33の悩み、33の答え。

読者から寄せられた
数百の悩みや疑問から「33」を選びました。
そして、それらの悩みや疑問に、
33人の「はたらく人」が答えてくれました。
6月9日(火)から
毎日ひとりずつ、答えをアップしていきます。

Q016

なやみ

フリーランスのデザイナーです。
仕事がないと罪悪感や無力感に苛まれます。

(28歳・デザイナー/イラストレーター)

フリーランスのデザイナーをやっていますが、つい最近、ぽっかりと仕事が空いてヒマになり、すごく焦りました。フリーランスが不安定なのは重々承知だったんですが、将来への不安、他の人がはたらいているときにはたらいていない罪悪感、無力感……など、マイナス感情があふれて止まりません。営業をかけたり、LINEスタンプをつくったり、とにかく何かをして気を紛らわせています。こんなちゃんとしていない自分がフリーランスなんてしてていいんでしょうか。そもそも自分、はたらいていると言えるのか? 悩みというかただの気持ちの吐露になってしまいました。すいません。

こたえ

注文のこない今こそ、
注文の多いデザイナーになるチャンスです。
才能がないなと思ったら、
ベラスケスをまるパクリすればいいんです。

こたえた人田中泰延さん(青年失業家)

田中
青年失業家を名乗るぼくに、この質問。
──
もしよろしければと思いまして。
田中
いや、まずこの人、
「他の人がはたらいてるときに、自分だけはたらいていない」
ことに対して
「罪悪感」や「無力感」を抱いてますよね。これが不思議で。
──
あ、そうですか。どうして「不思議」ですか。
田中
会社員時代、
ぼく、平日に有給を取ってディズニーシーなんかに行くと、
ものすごくうれしかったんですよ。
──
ああ、ご自身の経験から(笑)。

みんながはたらいているときに
「遊ぶ」のが「うれしい」と。
田中
だって、
俺がジェットコースターで絶叫している今この瞬間にも、
会社で見積もり書いてるバカがいるのかと思うと。
──
向いてたんですかね、「仕事をしない」ということに。
田中
そう、仕事をしてないのに向いてた。
──
でも、この方は「焦り」を感じてらっしゃいますよね。
のみならず「罪悪感」や「無力感」まで。
田中
みたいですね。
──
そういう気持ちは、湧いてこなかったんですか。
田中
ぼくにはまず、
書くことが「仕事」だとは思えないんですよ。
──
え、あんなベストセラーを出しておきながら。
田中
いやいや、だって「50万円で書いてもらえますか」
という人もいれば
「3万円以上はちょっと」という人もいる。

で、どっちも書く労力はほとんど一緒なんです。
──
たしかに、
そこに「47万円ぶんの差」はないでしょうね。

**抽出データ:**

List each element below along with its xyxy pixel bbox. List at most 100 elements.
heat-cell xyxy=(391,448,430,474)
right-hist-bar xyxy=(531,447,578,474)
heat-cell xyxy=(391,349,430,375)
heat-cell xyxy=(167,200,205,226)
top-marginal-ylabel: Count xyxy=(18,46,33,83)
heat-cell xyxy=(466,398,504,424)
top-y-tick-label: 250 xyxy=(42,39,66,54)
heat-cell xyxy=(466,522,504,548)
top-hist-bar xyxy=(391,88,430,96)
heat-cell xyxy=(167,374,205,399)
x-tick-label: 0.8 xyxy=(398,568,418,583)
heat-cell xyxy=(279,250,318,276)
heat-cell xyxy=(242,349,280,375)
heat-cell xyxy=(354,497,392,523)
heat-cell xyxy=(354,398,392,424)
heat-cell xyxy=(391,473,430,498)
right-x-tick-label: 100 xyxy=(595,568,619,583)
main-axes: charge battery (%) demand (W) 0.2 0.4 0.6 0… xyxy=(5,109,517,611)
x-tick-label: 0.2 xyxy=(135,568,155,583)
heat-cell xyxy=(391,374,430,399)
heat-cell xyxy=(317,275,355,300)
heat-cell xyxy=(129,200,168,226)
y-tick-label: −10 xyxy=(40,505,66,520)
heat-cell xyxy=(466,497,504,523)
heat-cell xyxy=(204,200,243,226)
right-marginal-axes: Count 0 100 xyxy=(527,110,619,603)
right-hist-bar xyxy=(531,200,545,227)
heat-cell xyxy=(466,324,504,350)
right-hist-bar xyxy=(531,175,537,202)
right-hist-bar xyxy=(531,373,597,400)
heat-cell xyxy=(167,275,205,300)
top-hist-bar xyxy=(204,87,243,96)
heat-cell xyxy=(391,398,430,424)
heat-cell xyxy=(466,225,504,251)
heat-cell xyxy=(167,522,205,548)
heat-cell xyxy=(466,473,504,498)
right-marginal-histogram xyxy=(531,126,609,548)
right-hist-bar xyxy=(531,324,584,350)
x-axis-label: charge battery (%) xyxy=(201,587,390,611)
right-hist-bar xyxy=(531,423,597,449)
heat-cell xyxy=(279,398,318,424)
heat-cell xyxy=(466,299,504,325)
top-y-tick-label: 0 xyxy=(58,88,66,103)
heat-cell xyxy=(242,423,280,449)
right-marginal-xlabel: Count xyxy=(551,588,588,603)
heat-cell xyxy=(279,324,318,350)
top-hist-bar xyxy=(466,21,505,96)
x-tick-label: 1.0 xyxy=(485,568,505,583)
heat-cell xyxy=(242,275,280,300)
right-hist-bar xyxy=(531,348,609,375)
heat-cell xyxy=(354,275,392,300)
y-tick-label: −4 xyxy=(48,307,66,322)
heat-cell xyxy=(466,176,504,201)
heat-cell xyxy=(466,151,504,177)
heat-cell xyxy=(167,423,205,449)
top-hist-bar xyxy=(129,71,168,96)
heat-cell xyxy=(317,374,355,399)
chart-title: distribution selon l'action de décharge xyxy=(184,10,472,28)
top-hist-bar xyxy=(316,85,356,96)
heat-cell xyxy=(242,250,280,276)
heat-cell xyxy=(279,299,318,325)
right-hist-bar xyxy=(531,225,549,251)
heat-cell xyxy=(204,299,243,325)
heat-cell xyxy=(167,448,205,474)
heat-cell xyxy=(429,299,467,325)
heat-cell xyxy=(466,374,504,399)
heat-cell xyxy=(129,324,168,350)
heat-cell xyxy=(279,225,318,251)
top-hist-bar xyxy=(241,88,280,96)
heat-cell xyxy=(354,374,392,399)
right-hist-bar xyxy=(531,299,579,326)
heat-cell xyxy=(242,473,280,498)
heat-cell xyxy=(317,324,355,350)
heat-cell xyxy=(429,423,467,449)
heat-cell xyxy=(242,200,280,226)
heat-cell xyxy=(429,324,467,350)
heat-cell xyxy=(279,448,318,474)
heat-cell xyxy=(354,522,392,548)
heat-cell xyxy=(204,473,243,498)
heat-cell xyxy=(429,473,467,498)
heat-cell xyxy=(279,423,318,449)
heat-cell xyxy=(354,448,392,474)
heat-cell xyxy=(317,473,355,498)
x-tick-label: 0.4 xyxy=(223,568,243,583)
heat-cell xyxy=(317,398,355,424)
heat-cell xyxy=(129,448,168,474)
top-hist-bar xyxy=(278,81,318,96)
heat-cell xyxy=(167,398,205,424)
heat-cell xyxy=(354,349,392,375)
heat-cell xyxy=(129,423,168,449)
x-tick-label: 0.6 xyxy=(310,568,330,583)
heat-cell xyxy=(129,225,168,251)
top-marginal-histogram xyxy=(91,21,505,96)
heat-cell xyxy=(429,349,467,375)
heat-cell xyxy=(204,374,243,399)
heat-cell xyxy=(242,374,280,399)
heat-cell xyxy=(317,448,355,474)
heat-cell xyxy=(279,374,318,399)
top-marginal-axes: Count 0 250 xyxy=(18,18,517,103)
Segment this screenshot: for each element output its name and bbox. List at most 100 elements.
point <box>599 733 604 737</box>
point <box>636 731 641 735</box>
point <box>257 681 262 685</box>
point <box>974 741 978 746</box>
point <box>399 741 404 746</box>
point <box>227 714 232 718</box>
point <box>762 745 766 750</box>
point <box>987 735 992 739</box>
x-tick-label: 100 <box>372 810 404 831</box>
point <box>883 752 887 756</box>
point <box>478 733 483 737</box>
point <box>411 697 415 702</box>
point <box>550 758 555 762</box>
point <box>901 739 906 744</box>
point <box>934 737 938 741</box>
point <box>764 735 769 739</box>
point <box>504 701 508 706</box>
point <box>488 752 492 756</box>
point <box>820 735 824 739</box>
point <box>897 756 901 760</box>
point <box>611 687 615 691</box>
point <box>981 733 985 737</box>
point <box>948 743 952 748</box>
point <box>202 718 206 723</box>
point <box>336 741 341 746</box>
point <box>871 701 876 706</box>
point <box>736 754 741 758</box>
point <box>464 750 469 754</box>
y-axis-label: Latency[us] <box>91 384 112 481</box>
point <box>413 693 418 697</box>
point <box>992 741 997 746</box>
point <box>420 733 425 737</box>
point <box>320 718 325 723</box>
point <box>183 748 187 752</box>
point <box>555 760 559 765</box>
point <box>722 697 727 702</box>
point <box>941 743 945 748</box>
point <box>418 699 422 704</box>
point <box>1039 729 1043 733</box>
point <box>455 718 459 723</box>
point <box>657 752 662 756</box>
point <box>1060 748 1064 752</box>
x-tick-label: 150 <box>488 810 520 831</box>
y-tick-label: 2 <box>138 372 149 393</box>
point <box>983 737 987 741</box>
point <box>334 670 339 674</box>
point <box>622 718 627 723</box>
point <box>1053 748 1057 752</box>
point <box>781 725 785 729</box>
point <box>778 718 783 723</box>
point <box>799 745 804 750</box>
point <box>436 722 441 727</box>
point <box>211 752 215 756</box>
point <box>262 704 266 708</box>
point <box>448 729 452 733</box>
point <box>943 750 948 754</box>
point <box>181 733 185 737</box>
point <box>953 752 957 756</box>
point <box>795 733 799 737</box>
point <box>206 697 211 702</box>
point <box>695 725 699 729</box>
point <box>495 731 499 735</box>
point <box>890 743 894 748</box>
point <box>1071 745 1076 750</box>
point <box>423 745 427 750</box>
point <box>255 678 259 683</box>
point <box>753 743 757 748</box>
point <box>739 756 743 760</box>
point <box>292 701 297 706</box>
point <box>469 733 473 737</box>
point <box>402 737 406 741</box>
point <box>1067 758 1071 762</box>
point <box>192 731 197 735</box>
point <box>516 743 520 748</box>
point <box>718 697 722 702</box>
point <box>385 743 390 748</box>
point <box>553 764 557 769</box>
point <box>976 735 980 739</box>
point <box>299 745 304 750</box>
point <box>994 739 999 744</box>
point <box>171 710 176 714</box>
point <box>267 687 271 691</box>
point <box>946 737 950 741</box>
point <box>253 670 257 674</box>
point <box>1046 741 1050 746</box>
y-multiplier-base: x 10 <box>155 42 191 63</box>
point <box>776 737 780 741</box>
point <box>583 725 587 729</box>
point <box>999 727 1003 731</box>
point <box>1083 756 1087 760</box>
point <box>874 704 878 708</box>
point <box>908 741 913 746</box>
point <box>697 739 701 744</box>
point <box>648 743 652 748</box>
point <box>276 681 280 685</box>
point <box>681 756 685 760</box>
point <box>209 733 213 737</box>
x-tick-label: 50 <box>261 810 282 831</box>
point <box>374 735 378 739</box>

**問題:**
[1] 出典文書で、答えた田中泰延さんの肩書きは何と書かれていますか。
[2] 出典文書の「仕事がないと罪悪感や無力感に苛まれます。」から「ベラスケスをまるパクリすればいいんです。」までを、その両方の語句も含めて書き写してください。

**解答:**
[1] 青年失業家です。

[2]
仕事がないと罪悪感や無力感に苛まれます。

(28歳・デザイナー/イラストレーター)

フリーランスのデザイナーをやっていますが、つい最近、ぽっかりと仕事が空いてヒマになり、すごく焦りました。フリーランスが不安定なのは重々承知だったんですが、将来への不安、他の人がはたらいているときにはたらいていない罪悪感、無力感……など、マイナス感情があふれて止まりません。営業をかけたり、LINEスタンプをつくったり、とにかく何かをして気を紛らわせています。こんなちゃんとしていない自分がフリーランスなんてしてていいんでしょうか。そもそも自分、はたらいていると言えるのか? 悩みというかただの気持ちの吐露になってしまいました。すいません。

こたえ

注文のこない今こそ、
注文の多いデザイナーになるチャンスです。
才能がないなと思ったら、
ベラスケスをまるパクリすればいいんです。